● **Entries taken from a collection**

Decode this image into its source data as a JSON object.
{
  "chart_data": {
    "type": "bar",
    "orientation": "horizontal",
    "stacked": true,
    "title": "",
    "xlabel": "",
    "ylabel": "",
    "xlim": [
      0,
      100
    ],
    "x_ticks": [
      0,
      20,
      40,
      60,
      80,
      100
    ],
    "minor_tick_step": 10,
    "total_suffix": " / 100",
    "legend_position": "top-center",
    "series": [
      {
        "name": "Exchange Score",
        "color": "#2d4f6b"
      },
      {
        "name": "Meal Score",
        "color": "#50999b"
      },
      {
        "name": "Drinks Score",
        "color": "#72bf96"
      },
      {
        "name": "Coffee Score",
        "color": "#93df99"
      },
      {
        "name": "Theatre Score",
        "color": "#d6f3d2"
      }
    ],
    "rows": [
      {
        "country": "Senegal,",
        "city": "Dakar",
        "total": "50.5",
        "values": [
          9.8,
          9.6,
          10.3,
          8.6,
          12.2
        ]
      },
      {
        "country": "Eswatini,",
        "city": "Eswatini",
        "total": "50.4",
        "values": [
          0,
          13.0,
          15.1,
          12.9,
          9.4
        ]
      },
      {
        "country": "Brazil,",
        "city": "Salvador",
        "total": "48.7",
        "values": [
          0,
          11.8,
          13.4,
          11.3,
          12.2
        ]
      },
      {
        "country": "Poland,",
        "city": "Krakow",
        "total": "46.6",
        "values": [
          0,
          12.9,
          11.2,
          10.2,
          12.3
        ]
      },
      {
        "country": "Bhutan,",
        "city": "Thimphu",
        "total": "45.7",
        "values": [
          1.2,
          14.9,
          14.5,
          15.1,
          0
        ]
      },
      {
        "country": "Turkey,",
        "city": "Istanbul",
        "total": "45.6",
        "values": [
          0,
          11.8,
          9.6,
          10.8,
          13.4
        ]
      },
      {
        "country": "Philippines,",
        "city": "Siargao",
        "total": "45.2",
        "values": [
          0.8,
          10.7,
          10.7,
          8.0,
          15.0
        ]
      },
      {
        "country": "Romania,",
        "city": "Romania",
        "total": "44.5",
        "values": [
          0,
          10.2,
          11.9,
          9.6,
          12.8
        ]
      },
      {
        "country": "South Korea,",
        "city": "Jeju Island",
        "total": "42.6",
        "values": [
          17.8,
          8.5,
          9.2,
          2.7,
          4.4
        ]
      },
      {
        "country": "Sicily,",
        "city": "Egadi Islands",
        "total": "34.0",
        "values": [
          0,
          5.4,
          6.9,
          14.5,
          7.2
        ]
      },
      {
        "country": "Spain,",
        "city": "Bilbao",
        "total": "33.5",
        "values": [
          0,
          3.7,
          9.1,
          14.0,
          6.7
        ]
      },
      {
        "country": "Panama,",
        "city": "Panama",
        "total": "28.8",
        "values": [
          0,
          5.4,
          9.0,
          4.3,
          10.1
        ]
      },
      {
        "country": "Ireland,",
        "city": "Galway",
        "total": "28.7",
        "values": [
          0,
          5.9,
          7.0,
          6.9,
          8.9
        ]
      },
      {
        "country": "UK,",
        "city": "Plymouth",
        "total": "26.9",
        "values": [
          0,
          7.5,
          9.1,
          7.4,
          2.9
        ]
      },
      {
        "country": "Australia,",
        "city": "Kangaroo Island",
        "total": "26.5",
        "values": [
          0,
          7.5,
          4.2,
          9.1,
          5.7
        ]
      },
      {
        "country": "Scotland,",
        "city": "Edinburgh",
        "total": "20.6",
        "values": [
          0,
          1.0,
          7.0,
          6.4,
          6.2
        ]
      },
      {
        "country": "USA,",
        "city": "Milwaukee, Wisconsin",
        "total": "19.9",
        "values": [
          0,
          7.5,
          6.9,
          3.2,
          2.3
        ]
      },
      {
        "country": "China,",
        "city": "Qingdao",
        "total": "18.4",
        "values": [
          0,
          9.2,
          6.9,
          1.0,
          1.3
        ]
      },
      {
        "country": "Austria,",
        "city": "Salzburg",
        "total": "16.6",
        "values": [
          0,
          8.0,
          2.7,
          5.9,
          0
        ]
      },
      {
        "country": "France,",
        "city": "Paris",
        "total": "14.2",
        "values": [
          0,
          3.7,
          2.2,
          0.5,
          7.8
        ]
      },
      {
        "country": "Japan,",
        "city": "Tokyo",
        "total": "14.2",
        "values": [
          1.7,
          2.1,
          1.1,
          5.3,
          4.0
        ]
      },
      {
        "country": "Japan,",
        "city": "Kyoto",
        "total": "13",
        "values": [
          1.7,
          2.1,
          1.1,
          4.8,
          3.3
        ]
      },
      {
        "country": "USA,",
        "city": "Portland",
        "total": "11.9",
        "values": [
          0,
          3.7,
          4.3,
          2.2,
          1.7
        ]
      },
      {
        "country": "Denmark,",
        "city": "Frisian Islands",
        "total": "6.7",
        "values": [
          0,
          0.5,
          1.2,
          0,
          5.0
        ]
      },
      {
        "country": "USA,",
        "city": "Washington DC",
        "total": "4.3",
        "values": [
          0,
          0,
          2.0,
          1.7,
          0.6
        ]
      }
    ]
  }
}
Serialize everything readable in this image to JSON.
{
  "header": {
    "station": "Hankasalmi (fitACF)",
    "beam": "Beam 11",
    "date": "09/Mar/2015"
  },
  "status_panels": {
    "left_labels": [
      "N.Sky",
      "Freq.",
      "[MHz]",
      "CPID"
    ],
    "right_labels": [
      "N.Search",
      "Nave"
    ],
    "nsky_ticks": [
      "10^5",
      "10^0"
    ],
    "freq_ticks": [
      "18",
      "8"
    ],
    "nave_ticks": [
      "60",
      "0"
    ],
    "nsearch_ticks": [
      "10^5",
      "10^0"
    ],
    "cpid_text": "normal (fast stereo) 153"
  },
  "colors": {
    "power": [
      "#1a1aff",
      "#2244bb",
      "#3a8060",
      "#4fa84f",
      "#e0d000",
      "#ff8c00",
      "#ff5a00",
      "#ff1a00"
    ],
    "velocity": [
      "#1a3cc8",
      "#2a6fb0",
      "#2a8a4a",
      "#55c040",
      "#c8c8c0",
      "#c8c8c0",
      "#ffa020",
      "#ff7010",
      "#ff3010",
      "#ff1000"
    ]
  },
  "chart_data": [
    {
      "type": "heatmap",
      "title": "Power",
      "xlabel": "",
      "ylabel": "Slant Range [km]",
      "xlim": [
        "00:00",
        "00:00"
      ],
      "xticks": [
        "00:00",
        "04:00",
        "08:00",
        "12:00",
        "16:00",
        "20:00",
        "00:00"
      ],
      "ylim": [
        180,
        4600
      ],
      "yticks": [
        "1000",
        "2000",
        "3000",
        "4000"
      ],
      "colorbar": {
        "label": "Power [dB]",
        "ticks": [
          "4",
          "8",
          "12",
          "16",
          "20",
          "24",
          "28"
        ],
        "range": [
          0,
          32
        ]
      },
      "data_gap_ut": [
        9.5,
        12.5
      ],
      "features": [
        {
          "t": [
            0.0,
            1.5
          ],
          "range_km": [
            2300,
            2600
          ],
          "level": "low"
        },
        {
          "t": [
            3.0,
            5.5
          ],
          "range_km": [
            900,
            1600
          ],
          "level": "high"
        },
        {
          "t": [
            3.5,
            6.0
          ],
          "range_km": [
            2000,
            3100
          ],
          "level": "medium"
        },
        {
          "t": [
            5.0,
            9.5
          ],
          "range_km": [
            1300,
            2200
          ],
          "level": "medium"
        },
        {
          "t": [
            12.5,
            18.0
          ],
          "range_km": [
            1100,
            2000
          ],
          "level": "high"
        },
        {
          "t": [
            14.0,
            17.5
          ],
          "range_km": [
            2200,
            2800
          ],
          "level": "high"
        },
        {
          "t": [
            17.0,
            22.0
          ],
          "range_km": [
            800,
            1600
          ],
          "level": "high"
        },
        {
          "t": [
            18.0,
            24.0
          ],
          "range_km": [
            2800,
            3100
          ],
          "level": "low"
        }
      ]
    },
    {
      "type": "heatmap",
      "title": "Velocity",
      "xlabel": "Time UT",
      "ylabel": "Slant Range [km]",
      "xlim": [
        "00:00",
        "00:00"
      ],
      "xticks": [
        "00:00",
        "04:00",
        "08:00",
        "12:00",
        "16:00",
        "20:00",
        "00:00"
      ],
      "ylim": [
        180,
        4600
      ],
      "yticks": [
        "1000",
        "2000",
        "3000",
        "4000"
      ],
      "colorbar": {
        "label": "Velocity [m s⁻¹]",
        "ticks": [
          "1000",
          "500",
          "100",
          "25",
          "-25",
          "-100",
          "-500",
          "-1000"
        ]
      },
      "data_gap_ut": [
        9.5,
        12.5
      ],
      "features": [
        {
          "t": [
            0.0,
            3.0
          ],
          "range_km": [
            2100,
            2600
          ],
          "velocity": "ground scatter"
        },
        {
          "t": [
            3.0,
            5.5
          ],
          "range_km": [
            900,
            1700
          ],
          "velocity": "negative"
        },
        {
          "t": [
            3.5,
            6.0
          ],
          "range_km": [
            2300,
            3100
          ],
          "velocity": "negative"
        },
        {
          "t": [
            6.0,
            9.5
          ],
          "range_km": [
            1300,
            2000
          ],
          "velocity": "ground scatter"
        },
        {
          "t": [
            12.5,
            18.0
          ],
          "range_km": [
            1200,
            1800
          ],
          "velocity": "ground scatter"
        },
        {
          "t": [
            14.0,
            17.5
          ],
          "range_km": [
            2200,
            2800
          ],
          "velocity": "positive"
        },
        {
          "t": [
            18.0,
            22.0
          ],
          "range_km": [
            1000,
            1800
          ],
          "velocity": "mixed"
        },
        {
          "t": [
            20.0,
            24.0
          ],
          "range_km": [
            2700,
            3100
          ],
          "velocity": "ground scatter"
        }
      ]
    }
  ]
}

● **Task statement**
Select all lines with the word "name" from the entries above.

● **Finished answer**
        "name": "Exchange Score",
        "name": "Meal Score",
        "name": "Drinks Score",
        "name": "Coffee Score",
        "name": "Theatre Score",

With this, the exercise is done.